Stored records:
(begin)
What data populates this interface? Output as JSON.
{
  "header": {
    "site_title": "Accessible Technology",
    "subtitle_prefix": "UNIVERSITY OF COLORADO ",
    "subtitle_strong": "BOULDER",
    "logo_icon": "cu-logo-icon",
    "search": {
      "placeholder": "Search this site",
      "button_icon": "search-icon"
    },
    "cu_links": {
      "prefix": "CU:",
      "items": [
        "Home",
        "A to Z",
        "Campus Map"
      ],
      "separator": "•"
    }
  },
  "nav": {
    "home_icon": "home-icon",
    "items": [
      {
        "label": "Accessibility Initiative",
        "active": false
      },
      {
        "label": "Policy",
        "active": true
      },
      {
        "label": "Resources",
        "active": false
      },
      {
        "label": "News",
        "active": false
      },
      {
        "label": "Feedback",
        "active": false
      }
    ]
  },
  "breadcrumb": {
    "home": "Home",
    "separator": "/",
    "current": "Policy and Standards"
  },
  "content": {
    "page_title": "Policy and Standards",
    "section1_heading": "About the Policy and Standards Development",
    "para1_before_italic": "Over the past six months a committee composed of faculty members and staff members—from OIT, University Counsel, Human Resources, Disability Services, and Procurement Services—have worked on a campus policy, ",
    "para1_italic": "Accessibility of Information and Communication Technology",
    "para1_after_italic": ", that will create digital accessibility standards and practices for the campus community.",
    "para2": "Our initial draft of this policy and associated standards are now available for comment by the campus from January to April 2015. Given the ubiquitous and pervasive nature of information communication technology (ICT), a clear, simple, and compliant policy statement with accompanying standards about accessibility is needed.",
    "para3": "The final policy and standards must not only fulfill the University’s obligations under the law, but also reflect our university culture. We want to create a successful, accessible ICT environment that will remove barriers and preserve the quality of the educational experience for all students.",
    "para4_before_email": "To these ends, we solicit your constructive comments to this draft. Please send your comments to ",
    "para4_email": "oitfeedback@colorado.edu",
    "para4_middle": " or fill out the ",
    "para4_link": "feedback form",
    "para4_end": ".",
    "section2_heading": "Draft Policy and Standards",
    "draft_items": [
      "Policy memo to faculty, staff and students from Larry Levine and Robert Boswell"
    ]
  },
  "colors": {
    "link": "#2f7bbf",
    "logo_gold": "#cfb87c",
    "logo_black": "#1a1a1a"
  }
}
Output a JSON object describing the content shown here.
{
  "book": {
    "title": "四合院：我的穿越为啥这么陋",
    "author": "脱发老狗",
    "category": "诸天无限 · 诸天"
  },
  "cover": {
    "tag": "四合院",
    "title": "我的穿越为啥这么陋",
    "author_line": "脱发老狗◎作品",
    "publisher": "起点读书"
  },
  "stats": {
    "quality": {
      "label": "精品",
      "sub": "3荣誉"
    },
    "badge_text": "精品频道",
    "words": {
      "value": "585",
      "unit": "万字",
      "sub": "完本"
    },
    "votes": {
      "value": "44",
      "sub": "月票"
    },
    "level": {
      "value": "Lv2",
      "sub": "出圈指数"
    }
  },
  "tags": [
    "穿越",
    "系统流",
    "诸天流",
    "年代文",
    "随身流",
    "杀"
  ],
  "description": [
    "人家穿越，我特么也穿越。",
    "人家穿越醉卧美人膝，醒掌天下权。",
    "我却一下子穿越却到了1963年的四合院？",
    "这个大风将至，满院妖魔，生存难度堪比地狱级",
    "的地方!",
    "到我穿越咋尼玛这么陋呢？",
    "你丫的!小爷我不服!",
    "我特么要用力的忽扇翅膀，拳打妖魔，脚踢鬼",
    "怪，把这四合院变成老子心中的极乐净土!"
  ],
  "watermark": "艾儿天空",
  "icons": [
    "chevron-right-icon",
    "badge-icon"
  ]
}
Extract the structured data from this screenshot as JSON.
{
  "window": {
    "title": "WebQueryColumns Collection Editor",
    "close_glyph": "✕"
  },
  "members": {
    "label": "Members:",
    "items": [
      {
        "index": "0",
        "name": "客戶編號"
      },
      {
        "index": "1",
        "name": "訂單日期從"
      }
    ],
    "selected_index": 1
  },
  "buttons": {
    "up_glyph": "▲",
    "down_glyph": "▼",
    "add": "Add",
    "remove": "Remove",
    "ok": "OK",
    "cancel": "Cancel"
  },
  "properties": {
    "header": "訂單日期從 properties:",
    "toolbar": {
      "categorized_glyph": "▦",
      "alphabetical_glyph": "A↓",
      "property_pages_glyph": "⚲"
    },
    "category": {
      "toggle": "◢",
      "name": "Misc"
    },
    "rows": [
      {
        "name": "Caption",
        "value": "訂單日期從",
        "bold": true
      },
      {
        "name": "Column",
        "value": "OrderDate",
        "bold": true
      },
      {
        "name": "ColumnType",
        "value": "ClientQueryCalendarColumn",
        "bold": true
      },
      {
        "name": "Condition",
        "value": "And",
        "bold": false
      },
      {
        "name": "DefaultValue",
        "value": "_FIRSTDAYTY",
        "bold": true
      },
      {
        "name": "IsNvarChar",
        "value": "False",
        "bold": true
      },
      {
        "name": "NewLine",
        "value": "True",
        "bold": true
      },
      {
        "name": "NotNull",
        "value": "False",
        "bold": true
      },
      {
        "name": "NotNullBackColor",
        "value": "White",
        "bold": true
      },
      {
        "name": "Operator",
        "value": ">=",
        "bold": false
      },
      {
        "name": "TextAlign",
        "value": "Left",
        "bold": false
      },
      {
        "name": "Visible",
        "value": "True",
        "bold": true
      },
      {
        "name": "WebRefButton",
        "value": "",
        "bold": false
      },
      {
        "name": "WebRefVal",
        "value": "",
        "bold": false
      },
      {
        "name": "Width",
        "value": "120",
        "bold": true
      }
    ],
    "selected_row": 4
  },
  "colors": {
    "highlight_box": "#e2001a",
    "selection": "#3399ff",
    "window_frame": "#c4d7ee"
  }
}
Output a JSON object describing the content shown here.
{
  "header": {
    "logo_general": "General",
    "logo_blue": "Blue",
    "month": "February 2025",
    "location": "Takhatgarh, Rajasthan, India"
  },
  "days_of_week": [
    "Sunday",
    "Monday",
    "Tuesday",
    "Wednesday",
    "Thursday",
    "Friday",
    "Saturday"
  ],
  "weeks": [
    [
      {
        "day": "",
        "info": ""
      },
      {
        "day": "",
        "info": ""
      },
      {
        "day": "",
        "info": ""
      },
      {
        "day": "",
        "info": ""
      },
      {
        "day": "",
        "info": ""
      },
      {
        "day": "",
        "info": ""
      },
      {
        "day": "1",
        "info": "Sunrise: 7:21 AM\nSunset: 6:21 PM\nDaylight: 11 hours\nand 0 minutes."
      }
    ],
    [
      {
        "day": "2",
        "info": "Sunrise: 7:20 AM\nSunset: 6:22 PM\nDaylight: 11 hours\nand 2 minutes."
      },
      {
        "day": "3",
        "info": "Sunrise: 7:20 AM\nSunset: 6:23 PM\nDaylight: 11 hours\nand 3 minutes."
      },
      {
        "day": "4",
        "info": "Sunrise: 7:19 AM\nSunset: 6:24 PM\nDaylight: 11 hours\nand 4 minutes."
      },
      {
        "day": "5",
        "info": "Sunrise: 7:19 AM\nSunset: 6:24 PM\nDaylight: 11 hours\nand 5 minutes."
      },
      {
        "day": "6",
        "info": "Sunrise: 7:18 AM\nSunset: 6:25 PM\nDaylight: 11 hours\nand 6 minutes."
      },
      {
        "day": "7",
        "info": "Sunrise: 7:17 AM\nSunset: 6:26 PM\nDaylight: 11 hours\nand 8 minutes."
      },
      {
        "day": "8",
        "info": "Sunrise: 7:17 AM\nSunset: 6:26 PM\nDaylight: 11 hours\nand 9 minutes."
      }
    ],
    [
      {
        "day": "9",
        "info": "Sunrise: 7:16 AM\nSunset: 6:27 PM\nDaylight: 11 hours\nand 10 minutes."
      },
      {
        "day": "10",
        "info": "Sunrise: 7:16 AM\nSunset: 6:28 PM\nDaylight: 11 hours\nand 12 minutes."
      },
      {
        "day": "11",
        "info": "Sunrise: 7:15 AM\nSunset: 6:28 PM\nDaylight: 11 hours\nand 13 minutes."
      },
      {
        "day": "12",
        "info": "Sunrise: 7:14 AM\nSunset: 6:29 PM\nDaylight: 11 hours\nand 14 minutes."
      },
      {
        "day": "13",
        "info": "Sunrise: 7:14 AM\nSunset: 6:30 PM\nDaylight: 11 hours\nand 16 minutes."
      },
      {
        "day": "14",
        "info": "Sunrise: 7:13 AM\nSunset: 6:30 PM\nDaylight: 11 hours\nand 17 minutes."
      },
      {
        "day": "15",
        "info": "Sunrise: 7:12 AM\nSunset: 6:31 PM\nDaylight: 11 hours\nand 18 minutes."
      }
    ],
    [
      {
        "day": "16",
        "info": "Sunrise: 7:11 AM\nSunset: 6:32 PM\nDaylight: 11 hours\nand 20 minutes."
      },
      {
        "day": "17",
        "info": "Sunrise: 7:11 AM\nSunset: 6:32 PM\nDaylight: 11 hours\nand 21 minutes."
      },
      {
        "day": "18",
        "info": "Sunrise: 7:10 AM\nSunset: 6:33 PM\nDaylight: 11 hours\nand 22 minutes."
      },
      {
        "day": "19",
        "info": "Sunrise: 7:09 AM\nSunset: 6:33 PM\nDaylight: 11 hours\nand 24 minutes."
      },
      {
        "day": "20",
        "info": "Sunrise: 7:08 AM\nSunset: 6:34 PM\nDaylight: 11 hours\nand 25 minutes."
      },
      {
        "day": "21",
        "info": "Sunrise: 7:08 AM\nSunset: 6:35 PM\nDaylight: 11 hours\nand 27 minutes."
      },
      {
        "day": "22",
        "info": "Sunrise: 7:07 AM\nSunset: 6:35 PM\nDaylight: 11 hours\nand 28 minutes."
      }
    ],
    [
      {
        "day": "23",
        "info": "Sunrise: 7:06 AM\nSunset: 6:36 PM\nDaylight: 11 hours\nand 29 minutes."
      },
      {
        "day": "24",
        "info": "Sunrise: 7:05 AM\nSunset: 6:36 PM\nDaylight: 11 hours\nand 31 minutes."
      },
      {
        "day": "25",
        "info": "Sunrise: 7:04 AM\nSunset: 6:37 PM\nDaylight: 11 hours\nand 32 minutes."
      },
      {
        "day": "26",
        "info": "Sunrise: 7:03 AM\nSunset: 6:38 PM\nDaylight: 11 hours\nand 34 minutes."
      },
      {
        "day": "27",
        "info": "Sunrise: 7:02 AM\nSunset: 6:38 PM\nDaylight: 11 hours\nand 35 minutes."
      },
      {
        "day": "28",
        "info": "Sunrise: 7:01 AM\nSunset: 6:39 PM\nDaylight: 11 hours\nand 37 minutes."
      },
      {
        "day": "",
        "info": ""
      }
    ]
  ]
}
(end)
● **The request**
Check all the records above and select each line where the string "will" is found.

● **Solution for this problem**
    "para1_after_italic": ", that will create digital accessibility standards and practices for the campus community.",
    "para3": "The final policy and standards must not only fulfill the University’s obligations under the law, but also reflect our university culture. We want to create a successful, accessible ICT environment that will remove barriers and preserve the quality of the educational experience for all students.",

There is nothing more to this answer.